§ Your task
Extract, from the records beneath this instruction, each line that contains the word "places".
--- BEGIN ---
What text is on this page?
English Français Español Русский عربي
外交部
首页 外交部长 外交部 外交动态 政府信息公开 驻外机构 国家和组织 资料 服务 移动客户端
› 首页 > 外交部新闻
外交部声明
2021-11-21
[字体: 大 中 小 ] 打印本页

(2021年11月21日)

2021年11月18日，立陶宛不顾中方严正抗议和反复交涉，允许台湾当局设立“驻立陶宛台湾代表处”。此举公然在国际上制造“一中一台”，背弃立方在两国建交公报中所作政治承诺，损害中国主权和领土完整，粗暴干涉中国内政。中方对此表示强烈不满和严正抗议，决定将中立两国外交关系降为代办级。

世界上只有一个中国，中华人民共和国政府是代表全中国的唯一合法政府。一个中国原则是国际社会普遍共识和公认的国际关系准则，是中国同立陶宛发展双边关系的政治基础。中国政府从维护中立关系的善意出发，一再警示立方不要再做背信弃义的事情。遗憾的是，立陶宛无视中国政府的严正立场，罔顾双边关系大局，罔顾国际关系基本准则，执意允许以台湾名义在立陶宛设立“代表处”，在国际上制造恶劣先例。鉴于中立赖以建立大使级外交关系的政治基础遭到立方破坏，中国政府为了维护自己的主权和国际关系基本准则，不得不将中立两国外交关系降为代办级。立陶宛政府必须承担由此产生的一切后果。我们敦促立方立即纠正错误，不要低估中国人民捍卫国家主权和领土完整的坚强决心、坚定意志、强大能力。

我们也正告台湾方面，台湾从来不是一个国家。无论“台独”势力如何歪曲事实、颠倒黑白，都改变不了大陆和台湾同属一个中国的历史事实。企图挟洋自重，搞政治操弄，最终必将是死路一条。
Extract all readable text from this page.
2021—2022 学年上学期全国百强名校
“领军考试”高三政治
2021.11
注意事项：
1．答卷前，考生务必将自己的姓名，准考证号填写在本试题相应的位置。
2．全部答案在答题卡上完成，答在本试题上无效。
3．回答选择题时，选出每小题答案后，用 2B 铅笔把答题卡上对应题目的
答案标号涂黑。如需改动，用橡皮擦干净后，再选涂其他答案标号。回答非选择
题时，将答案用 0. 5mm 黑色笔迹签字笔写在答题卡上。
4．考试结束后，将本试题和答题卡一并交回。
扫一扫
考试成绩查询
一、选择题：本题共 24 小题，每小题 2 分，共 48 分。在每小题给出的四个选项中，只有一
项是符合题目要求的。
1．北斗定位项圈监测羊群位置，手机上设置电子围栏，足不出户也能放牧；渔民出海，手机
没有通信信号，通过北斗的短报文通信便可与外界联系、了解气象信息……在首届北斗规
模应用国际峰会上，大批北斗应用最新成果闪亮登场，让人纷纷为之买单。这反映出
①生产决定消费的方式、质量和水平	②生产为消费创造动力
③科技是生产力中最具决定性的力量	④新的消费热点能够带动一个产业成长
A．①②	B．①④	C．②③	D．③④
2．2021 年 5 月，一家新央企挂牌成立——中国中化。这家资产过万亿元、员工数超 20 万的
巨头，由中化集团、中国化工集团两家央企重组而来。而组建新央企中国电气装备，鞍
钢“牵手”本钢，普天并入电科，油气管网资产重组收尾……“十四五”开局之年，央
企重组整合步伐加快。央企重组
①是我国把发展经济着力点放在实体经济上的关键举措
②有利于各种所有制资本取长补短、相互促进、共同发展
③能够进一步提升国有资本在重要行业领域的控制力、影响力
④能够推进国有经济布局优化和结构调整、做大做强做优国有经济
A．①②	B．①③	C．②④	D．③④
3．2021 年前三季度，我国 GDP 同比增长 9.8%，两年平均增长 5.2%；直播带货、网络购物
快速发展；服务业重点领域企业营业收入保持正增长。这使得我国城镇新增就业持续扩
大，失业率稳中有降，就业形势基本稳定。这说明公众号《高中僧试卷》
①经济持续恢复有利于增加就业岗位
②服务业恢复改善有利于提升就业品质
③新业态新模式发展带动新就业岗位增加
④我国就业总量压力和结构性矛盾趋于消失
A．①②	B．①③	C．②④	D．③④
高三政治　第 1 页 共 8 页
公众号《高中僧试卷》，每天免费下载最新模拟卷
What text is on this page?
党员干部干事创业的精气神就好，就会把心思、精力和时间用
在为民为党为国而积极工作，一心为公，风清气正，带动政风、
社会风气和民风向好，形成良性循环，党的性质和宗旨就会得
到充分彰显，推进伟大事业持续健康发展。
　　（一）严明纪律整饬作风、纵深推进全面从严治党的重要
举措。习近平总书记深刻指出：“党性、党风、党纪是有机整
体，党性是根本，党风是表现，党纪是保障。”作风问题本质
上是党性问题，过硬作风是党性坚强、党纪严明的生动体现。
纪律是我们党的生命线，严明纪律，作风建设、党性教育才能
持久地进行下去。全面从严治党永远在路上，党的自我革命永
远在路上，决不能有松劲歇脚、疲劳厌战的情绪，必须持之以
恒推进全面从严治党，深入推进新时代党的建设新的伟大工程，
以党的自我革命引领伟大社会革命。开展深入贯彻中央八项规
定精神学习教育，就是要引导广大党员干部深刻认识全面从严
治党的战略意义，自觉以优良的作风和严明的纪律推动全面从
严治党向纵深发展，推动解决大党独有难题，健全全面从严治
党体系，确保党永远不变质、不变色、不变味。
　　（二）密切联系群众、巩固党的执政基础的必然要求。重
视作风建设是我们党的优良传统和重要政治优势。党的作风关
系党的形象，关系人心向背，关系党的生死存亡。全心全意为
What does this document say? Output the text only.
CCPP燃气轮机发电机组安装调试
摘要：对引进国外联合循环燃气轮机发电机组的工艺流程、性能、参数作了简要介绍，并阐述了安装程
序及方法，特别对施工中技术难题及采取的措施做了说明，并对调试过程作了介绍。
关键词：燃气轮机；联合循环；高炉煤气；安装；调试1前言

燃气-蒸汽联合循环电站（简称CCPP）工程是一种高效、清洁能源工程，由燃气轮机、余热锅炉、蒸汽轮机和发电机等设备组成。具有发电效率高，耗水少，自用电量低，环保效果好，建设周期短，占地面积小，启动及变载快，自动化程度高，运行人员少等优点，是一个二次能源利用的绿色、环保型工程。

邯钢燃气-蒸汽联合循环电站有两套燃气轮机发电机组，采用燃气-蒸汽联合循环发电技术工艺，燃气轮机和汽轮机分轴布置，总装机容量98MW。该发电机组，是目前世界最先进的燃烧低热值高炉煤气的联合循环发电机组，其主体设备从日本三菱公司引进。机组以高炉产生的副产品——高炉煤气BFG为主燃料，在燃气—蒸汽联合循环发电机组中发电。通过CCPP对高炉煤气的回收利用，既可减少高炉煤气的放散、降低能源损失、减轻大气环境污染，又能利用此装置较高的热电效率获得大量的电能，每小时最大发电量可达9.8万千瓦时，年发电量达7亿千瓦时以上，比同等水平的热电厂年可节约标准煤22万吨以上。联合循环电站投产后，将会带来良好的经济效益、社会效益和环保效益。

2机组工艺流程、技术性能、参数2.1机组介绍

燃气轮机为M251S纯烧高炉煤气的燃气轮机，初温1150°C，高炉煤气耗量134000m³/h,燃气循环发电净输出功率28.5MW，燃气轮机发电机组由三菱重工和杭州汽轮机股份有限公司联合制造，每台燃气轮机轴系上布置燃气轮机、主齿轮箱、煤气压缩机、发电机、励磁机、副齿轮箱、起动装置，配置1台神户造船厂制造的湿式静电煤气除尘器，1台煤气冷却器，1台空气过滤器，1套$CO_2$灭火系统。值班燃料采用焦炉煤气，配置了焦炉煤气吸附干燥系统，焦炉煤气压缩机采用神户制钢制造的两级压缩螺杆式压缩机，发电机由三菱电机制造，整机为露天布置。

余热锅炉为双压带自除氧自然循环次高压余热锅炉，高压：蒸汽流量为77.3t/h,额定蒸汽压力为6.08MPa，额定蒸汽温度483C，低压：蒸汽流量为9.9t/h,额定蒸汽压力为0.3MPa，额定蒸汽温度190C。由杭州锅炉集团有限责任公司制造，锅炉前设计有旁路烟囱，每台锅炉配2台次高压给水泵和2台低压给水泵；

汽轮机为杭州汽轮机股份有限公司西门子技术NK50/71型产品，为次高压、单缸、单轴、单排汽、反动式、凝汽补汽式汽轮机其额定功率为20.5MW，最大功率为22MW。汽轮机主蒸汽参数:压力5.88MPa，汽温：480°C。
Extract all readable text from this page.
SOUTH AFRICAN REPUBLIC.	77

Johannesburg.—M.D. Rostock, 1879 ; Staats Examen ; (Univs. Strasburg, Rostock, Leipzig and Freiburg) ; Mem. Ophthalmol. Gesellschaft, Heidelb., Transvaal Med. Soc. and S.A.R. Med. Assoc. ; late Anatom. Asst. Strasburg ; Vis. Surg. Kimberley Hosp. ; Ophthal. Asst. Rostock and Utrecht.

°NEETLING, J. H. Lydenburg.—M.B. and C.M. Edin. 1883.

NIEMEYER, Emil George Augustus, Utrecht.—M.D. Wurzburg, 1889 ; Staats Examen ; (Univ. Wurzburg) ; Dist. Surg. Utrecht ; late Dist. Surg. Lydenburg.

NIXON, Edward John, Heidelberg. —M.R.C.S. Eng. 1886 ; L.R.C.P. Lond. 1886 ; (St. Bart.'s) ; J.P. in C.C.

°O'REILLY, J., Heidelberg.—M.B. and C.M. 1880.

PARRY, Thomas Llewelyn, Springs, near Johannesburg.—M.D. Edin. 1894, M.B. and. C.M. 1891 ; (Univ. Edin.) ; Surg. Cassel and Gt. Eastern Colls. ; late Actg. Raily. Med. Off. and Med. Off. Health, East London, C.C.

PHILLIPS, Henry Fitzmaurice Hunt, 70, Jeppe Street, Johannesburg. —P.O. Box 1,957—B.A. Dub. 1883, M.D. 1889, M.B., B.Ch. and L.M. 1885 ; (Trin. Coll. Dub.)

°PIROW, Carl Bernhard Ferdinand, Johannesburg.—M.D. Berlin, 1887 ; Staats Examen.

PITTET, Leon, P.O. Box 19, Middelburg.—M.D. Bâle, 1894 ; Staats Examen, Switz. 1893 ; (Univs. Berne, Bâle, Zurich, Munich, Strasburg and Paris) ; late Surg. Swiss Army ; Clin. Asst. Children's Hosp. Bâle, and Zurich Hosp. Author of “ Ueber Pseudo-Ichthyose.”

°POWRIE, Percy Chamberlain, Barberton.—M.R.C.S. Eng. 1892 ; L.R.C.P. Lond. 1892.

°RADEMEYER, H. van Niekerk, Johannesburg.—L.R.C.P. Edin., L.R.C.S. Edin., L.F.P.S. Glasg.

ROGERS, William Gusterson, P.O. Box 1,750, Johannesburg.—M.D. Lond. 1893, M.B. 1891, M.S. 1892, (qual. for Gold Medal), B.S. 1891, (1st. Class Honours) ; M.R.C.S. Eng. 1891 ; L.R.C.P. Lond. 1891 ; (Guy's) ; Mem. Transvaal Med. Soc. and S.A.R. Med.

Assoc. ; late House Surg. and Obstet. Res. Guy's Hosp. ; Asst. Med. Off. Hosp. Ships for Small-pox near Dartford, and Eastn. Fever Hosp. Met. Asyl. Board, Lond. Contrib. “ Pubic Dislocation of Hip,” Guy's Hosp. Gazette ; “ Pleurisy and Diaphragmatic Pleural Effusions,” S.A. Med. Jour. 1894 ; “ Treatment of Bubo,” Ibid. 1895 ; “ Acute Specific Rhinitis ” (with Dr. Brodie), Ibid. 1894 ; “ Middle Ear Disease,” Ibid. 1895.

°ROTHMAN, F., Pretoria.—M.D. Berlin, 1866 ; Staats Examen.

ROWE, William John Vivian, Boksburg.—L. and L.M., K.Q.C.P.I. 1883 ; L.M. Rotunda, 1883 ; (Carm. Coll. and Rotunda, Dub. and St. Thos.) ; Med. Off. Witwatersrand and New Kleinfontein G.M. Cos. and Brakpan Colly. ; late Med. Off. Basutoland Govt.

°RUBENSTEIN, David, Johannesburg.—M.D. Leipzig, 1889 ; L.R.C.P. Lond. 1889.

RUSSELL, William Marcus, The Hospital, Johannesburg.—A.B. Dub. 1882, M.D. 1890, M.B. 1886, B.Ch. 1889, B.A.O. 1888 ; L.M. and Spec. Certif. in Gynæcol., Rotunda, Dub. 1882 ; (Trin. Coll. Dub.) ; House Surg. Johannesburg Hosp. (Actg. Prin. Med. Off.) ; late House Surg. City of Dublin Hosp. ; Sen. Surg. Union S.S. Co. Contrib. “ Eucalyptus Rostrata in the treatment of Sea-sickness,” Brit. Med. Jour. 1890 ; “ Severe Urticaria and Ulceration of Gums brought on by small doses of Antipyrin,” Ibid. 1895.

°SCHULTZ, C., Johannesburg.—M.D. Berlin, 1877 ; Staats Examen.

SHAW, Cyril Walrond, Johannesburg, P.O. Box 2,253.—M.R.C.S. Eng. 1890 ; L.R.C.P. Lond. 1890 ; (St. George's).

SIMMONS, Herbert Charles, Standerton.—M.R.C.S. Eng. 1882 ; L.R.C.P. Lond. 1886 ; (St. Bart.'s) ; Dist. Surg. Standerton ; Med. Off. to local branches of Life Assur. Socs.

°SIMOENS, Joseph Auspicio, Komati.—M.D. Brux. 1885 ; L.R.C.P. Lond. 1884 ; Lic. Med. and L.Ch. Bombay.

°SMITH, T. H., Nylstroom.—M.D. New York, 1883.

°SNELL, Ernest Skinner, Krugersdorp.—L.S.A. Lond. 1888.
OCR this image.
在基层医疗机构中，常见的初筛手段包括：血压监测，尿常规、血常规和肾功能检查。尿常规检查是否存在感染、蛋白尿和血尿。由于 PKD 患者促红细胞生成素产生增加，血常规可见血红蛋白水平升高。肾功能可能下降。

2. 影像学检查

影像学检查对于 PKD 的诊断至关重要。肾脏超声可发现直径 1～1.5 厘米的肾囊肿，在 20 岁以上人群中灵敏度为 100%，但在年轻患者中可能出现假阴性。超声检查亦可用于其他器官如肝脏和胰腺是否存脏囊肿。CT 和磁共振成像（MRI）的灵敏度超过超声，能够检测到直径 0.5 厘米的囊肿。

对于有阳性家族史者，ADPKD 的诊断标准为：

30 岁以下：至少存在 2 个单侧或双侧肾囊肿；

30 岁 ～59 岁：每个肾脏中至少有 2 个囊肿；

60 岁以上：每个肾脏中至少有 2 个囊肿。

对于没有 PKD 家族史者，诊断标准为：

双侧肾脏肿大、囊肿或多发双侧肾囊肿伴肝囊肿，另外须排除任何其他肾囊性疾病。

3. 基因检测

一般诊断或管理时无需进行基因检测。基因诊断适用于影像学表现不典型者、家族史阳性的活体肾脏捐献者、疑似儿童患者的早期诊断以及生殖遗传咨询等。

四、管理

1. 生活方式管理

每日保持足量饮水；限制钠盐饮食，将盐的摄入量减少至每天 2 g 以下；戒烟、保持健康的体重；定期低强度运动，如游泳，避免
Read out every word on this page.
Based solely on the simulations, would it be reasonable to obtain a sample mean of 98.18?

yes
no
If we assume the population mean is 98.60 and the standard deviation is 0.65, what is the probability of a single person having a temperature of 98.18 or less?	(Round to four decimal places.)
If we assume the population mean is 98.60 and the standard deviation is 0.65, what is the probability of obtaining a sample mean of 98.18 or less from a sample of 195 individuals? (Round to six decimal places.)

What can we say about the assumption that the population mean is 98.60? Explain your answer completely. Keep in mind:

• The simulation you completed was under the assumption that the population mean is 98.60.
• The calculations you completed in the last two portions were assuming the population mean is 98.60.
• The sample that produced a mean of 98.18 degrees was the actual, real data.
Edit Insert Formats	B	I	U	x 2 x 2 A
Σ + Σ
--- END ---
§ Solution to the exercise
If we assume the population mean is 98.60 and the standard deviation is 0.65, what is the probability of a single person having a temperature of 98.18 or less?	(Round to four decimal places.)
If we assume the population mean is 98.60 and the standard deviation is 0.65, what is the probability of obtaining a sample mean of 98.18 or less from a sample of 195 individuals? (Round to six decimal places.)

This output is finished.